> GOAL
Reproduce the listing word for word. Skip any image.

**** MATERIAL SHOWN

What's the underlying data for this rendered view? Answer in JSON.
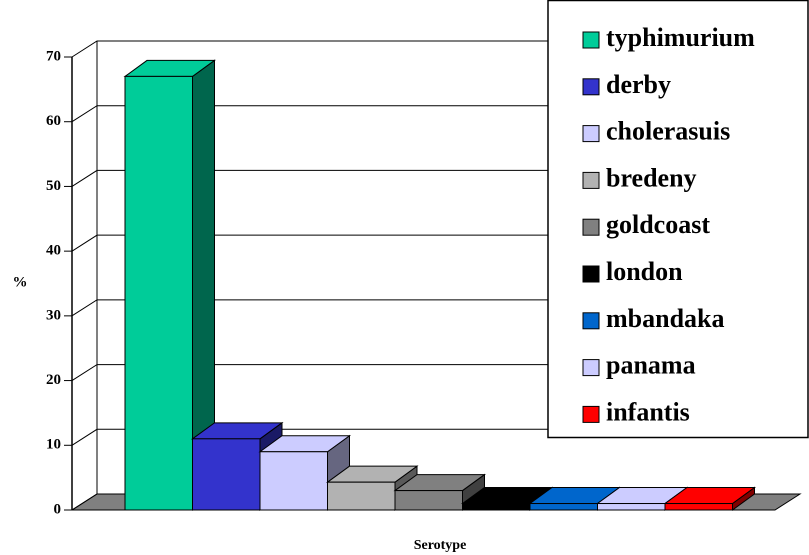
{
  "chart_data": {
    "type": "bar3d",
    "xlabel": "Serotype",
    "ylabel": "%",
    "ylim": [
      0,
      70
    ],
    "yticks": [
      0,
      10,
      20,
      30,
      40,
      50,
      60,
      70
    ],
    "grid": true,
    "legend": "upper right",
    "series": [
      {
        "name": "typhimurium",
        "color": "#00cc99",
        "values": [
          67
        ]
      },
      {
        "name": "derby",
        "color": "#3333cc",
        "values": [
          11
        ]
      },
      {
        "name": "cholerasuis",
        "color": "#ccccff",
        "values": [
          9
        ]
      },
      {
        "name": "bredeny",
        "color": "#b2b2b2",
        "values": [
          4.3
        ]
      },
      {
        "name": "goldcoast",
        "color": "#808080",
        "values": [
          3
        ]
      },
      {
        "name": "london",
        "color": "#000000",
        "values": [
          1
        ]
      },
      {
        "name": "mbandaka",
        "color": "#0066cc",
        "values": [
          1
        ]
      },
      {
        "name": "panama",
        "color": "#ccccff",
        "values": [
          1
        ]
      },
      {
        "name": "infantis",
        "color": "#ff0000",
        "values": [
          1
        ]
      }
    ]
  }
}
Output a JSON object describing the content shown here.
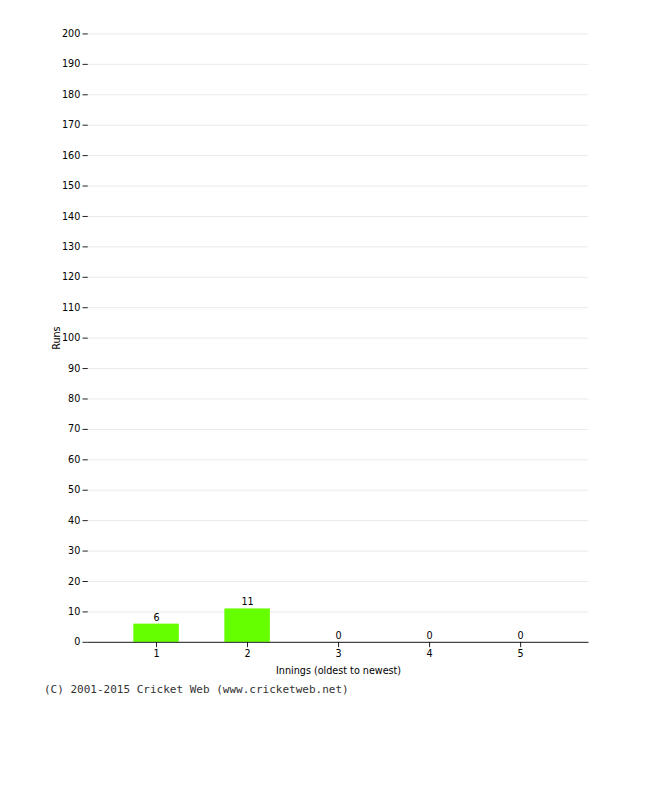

********

> WRITTEN RESPONSE
What's the underlying data for this rendered view? Answer in JSON.
{
  "chart_data": {
    "type": "bar3d",
    "xlabel": "Serotype",
    "ylabel": "%",
    "ylim": [
      0,
      70
    ],
    "yticks": [
      0,
      10,
      20,
      30,
      40,
      50,
      60,
      70
    ],
    "grid": true,
    "legend": "upper right",
    "series": [
      {
        "name": "typhimurium",
        "color": "#00cc99",
        "values": [
          67
        ]
      },
      {
        "name": "derby",
        "color": "#3333cc",
        "values": [
          11
        ]
      },
      {
        "name": "cholerasuis",
        "color": "#ccccff",
        "values": [
          9
        ]
      },
      {
        "name": "bredeny",
        "color": "#b2b2b2",
        "values": [
          4.3
        ]
      },
      {
        "name": "goldcoast",
        "color": "#808080",
        "values": [
          3
        ]
      },
      {
        "name": "london",
        "color": "#000000",
        "values": [
          1
        ]
      },
      {
        "name": "mbandaka",
        "color": "#0066cc",
        "values": [
          1
        ]
      },
      {
        "name": "panama",
        "color": "#ccccff",
        "values": [
          1
        ]
      },
      {
        "name": "infantis",
        "color": "#ff0000",
        "values": [
          1
        ]
      }
    ]
  }
}
Output a JSON object describing the content shown here.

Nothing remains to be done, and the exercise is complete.